GIVEN EXERCISE:
How many lines of these records hold the string "probability"? Reply with the number alone.
___
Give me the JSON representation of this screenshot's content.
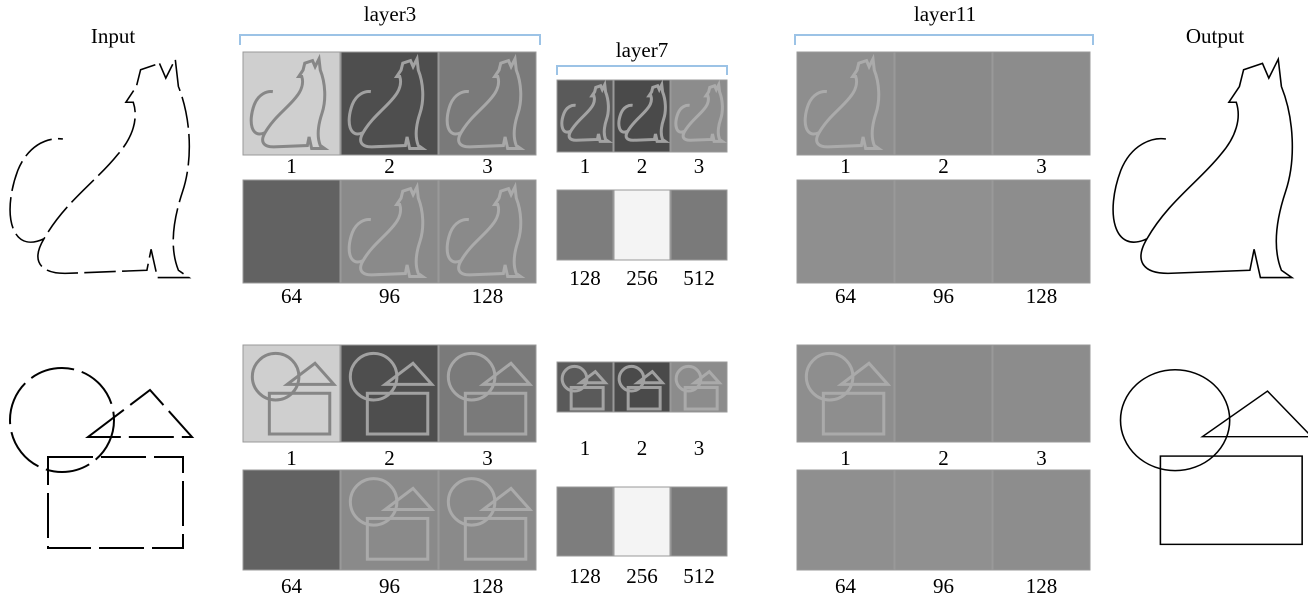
{
  "headers": {
    "input": "Input",
    "layer3": "layer3",
    "layer7": "layer7",
    "layer11": "layer11",
    "output": "Output"
  },
  "examples": [
    {
      "layer3": {
        "top": [
          "1",
          "2",
          "3"
        ],
        "bottom": [
          "64",
          "96",
          "128"
        ]
      },
      "layer7": {
        "top": [
          "1",
          "2",
          "3"
        ],
        "bottom": [
          "128",
          "256",
          "512"
        ]
      },
      "layer11": {
        "top": [
          "1",
          "2",
          "3"
        ],
        "bottom": [
          "64",
          "96",
          "128"
        ]
      }
    },
    {
      "layer3": {
        "top": [
          "1",
          "2",
          "3"
        ],
        "bottom": [
          "64",
          "96",
          "128"
        ]
      },
      "layer7": {
        "top": [
          "1",
          "2",
          "3"
        ],
        "bottom": [
          "128",
          "256",
          "512"
        ]
      },
      "layer11": {
        "top": [
          "1",
          "2",
          "3"
        ],
        "bottom": [
          "64",
          "96",
          "128"
        ]
      }
    }
  ]
}
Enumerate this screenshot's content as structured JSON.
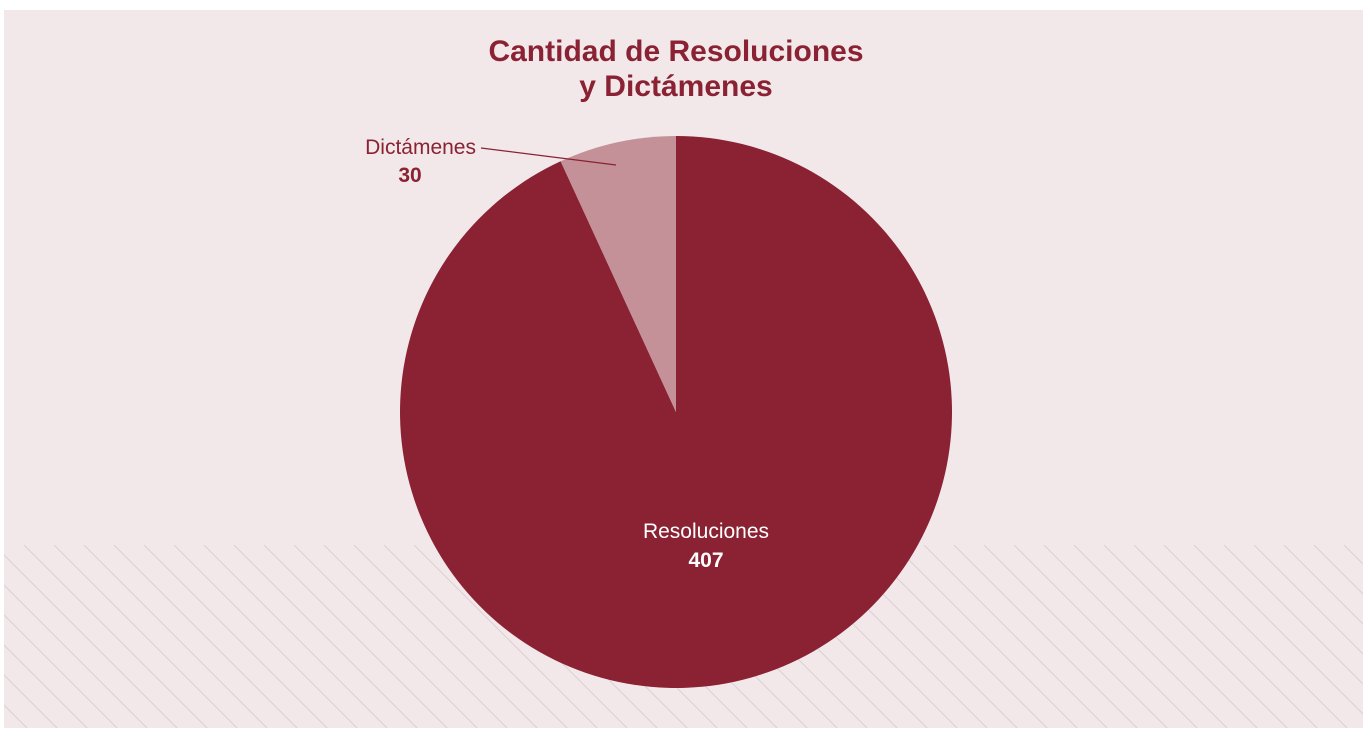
{
  "colors": {
    "background": "#f2e8ea",
    "primary": "#8a2233",
    "secondary": "#c49198",
    "hatch": "#dccfd3",
    "label_on_light": "#8a2233",
    "label_on_dark": "#ffffff"
  },
  "chart_data": {
    "type": "pie",
    "title_lines": [
      "Cantidad de Resoluciones",
      "y Dictámenes"
    ],
    "slices": [
      {
        "label": "Resoluciones",
        "value": 407,
        "color": "#8a2233"
      },
      {
        "label": "Dictámenes",
        "value": 30,
        "color": "#c49198"
      }
    ],
    "start_angle_deg": 0,
    "direction": "clockwise",
    "legend": "none"
  }
}
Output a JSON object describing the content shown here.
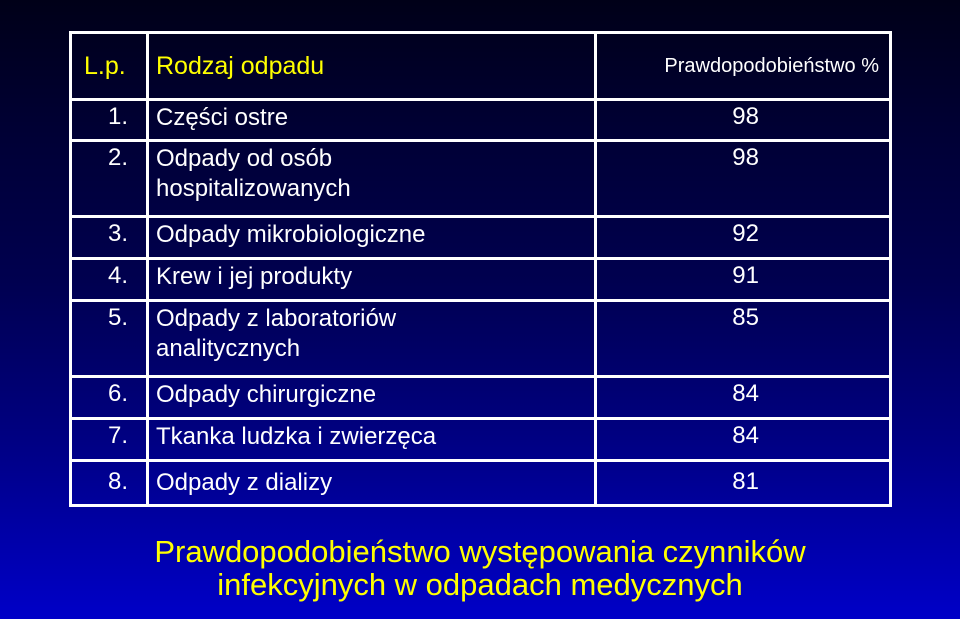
{
  "table": {
    "headers": {
      "number": "L.p.",
      "type": "Rodzaj odpadu",
      "probability": "Prawdopodobieństwo %"
    },
    "rows": [
      {
        "number": "1.",
        "type": "Części ostre",
        "probability": "98"
      },
      {
        "number": "2.",
        "type": "Odpady od osób hospitalizowanych",
        "probability": "98"
      },
      {
        "number": "3.",
        "type": "Odpady mikrobiologiczne",
        "probability": "92"
      },
      {
        "number": "4.",
        "type": "Krew i jej produkty",
        "probability": "91"
      },
      {
        "number": "5.",
        "type": "Odpady z laboratoriów analitycznych",
        "probability": "85"
      },
      {
        "number": "6.",
        "type": "Odpady chirurgiczne",
        "probability": "84"
      },
      {
        "number": "7.",
        "type": "Tkanka ludzka i zwierzęca",
        "probability": "84"
      },
      {
        "number": "8.",
        "type": "Odpady z dializy",
        "probability": "81"
      }
    ]
  },
  "caption": {
    "line1": "Prawdopodobieństwo występowania czynników",
    "line2": "infekcyjnych w odpadach medycznych"
  },
  "colors": {
    "header_text": "#ffff00",
    "body_text": "#ffffff",
    "caption_text": "#ffff00",
    "border": "#ffffff",
    "background_top": "#000018",
    "background_bottom": "#0000c8"
  }
}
___
THE OUTPUT:
9